Dataset entries
* * *
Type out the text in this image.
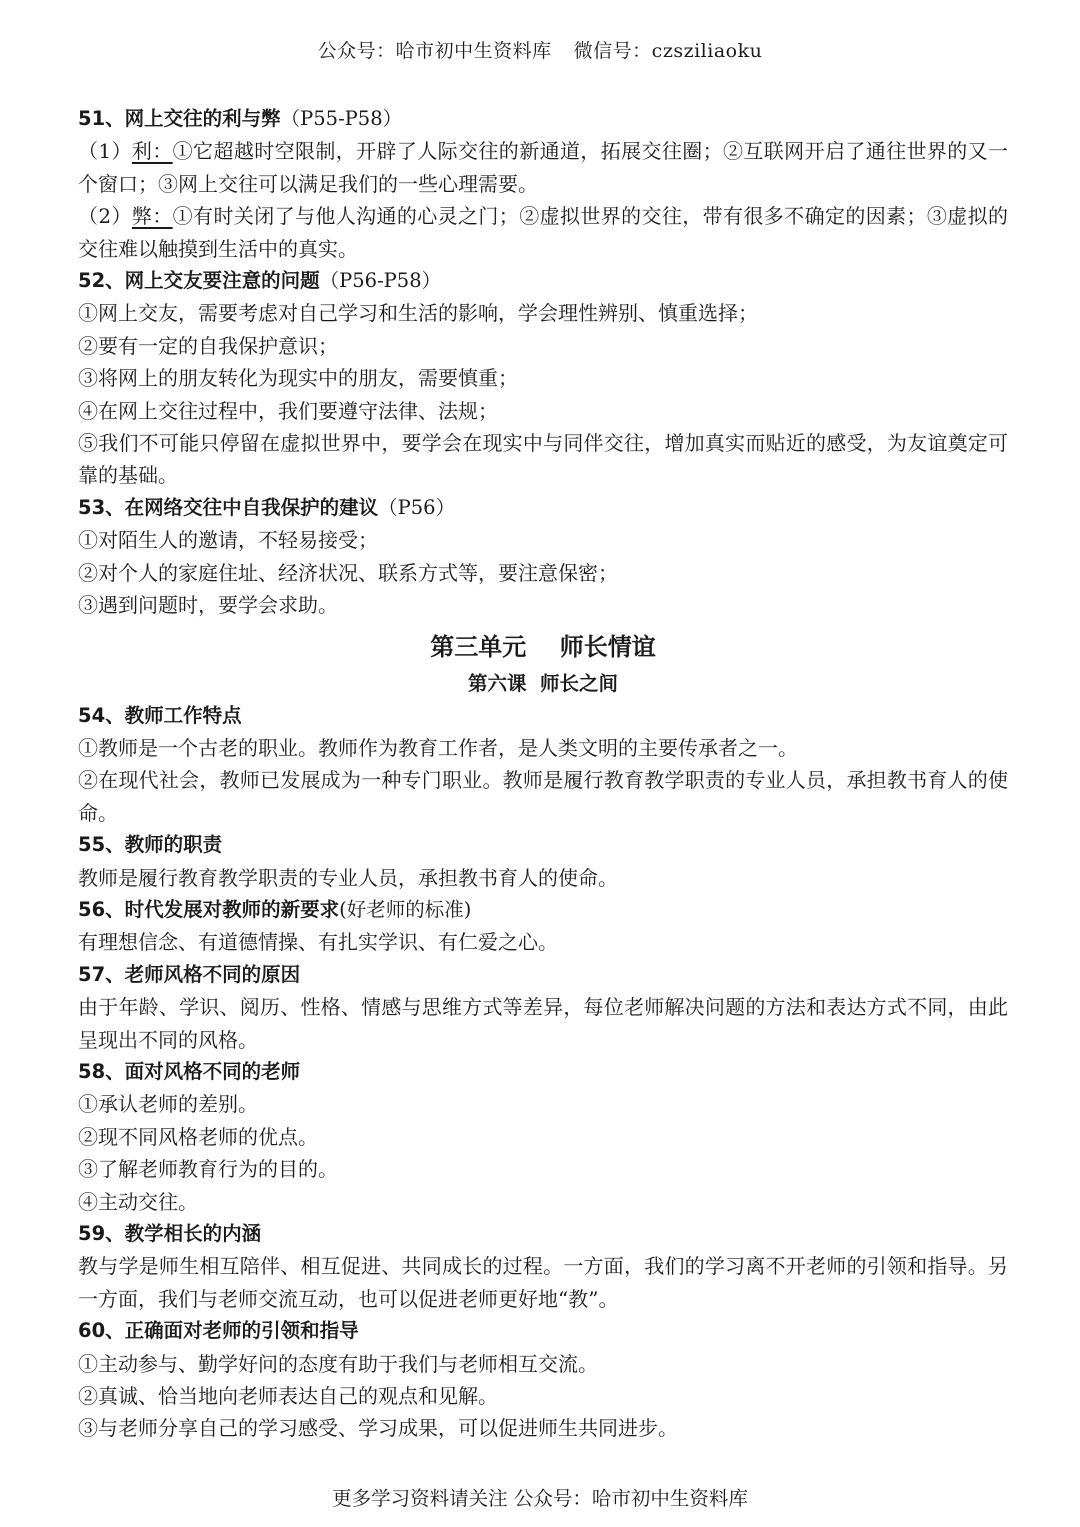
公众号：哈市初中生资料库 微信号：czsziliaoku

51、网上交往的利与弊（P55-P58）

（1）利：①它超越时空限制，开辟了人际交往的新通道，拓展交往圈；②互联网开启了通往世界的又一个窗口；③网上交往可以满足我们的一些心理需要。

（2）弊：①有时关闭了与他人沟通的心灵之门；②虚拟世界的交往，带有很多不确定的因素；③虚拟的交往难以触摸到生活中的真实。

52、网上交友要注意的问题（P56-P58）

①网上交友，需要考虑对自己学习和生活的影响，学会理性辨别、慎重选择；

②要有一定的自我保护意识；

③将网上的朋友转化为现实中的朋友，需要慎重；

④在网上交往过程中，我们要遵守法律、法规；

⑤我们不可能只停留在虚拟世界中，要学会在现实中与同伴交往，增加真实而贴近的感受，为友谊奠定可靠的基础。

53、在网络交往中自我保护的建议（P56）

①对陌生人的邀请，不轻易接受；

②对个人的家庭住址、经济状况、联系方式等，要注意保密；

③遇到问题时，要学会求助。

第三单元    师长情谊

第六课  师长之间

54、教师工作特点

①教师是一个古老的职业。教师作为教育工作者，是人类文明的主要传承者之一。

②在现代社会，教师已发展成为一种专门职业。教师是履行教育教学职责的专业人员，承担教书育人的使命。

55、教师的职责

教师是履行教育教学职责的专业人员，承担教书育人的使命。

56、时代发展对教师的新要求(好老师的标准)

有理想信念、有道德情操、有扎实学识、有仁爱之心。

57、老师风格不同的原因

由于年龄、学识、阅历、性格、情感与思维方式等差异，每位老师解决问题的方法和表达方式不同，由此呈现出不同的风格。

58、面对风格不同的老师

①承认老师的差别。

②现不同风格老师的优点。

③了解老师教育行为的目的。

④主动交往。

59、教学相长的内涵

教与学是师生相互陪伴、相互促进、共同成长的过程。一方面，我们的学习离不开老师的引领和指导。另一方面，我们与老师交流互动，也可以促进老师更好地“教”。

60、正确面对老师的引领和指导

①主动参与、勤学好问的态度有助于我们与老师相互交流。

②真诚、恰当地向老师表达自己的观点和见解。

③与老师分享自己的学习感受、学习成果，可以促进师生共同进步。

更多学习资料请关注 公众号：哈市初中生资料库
* * *
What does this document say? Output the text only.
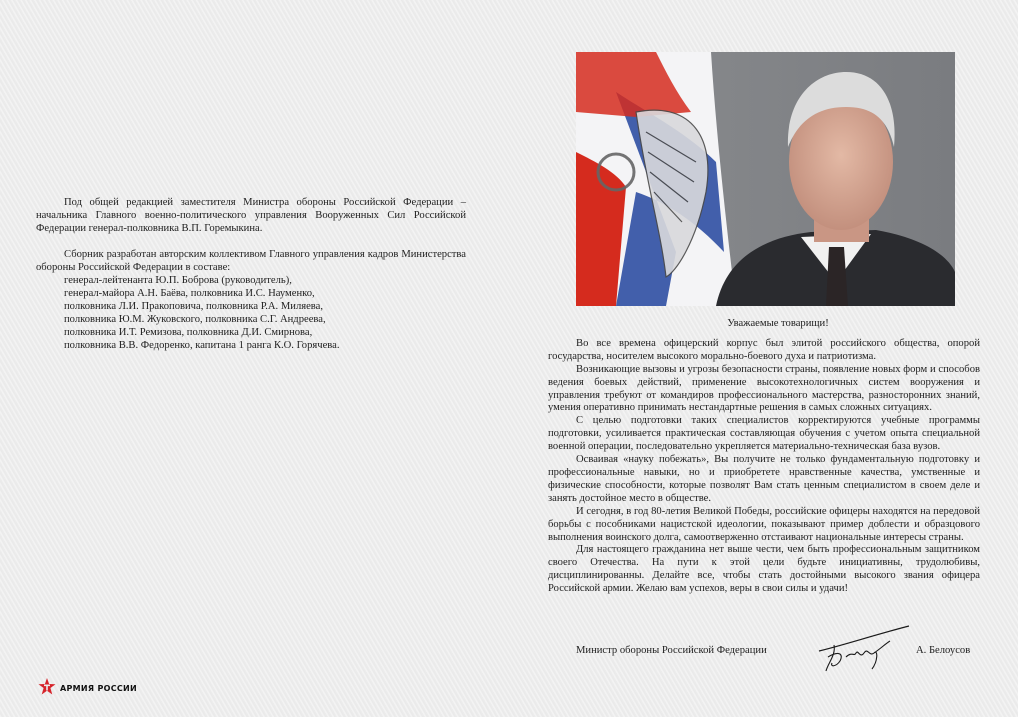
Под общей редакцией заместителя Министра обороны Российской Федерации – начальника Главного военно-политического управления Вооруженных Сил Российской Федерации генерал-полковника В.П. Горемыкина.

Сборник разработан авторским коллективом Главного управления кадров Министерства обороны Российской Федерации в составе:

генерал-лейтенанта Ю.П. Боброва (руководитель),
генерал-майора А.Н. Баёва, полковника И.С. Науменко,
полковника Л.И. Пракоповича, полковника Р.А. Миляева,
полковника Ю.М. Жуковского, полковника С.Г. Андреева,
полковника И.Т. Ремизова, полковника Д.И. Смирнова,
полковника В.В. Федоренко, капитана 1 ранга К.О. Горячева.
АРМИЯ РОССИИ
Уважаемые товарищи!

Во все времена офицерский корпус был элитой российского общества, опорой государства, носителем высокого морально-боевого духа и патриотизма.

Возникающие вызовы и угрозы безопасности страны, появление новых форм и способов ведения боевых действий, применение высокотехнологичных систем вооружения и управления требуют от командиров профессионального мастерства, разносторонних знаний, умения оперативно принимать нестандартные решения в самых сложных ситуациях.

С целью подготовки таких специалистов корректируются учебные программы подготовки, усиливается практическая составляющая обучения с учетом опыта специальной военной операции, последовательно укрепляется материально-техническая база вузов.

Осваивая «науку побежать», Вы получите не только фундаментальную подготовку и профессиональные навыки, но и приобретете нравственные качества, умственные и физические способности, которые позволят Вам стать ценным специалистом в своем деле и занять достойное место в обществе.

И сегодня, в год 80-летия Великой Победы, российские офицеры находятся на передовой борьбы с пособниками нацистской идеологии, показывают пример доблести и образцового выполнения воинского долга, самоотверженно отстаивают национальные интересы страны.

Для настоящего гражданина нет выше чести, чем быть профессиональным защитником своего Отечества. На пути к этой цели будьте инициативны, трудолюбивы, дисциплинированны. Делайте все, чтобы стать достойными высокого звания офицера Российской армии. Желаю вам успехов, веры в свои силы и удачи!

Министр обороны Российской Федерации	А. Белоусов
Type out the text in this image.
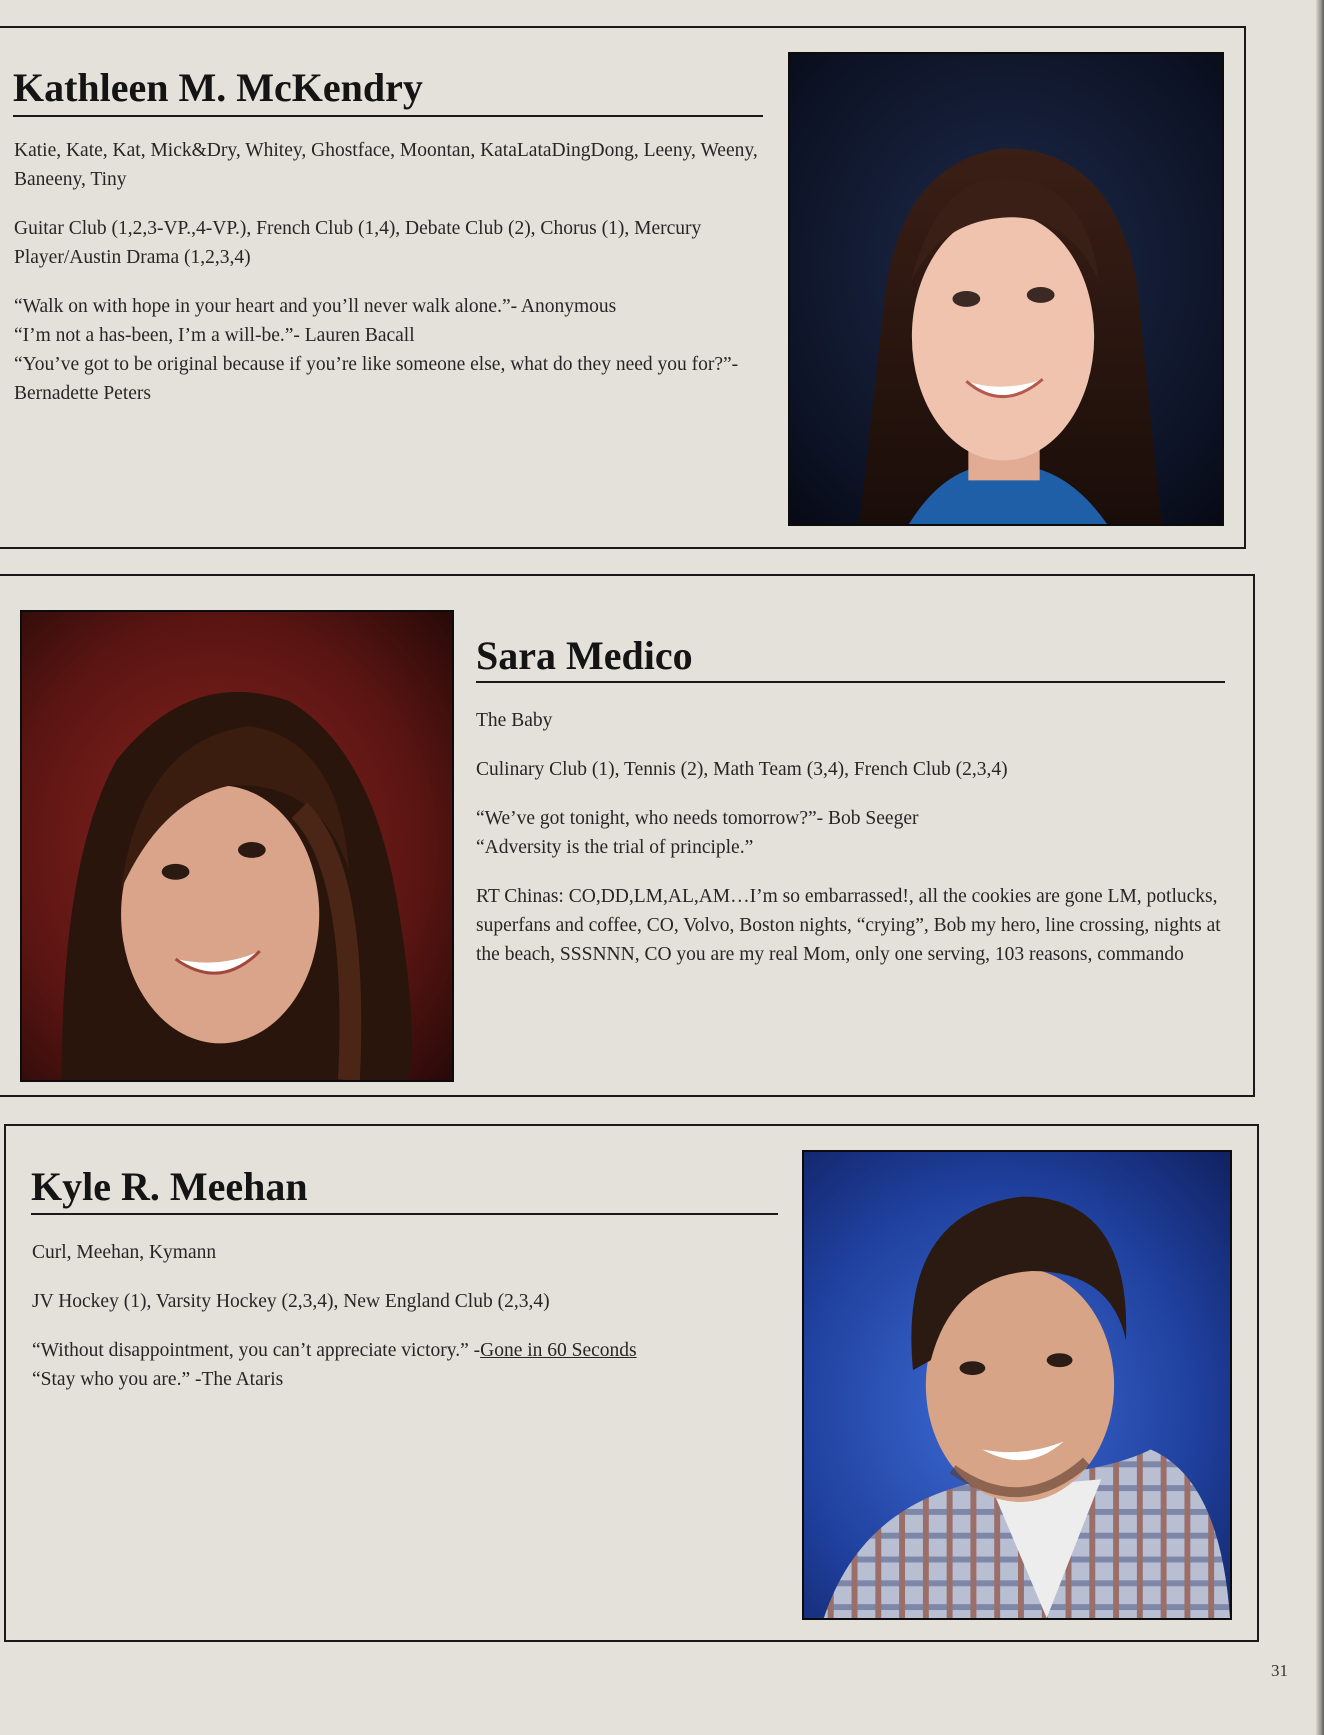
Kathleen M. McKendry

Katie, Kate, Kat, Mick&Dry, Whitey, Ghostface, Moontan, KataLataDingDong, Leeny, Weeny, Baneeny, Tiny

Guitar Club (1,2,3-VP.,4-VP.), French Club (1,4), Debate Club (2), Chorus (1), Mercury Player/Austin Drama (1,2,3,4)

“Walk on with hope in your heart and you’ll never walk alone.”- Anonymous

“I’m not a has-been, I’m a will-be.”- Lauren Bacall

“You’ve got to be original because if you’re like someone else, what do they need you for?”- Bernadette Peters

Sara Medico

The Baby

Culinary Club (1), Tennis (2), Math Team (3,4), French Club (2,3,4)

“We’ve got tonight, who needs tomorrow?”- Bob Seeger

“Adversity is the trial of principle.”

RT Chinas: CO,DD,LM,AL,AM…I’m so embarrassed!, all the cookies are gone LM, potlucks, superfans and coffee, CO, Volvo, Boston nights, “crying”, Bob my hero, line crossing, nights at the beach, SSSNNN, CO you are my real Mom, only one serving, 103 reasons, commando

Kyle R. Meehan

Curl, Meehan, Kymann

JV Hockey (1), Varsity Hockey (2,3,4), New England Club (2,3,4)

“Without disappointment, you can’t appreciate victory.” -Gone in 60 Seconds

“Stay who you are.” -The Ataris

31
* * *
* **EXERCISE PROMPT**: List each line in the listing that contains the string "Club".

* **SOLUTION TO THIS EXERCISE**:
Guitar Club (1,2,3-VP.,4-VP.), French Club (1,4), Debate Club (2), Chorus (1), Mercury Player/Austin Drama (1,2,3,4)
Culinary Club (1), Tennis (2), Math Team (3,4), French Club (2,3,4)
JV Hockey (1), Varsity Hockey (2,3,4), New England Club (2,3,4)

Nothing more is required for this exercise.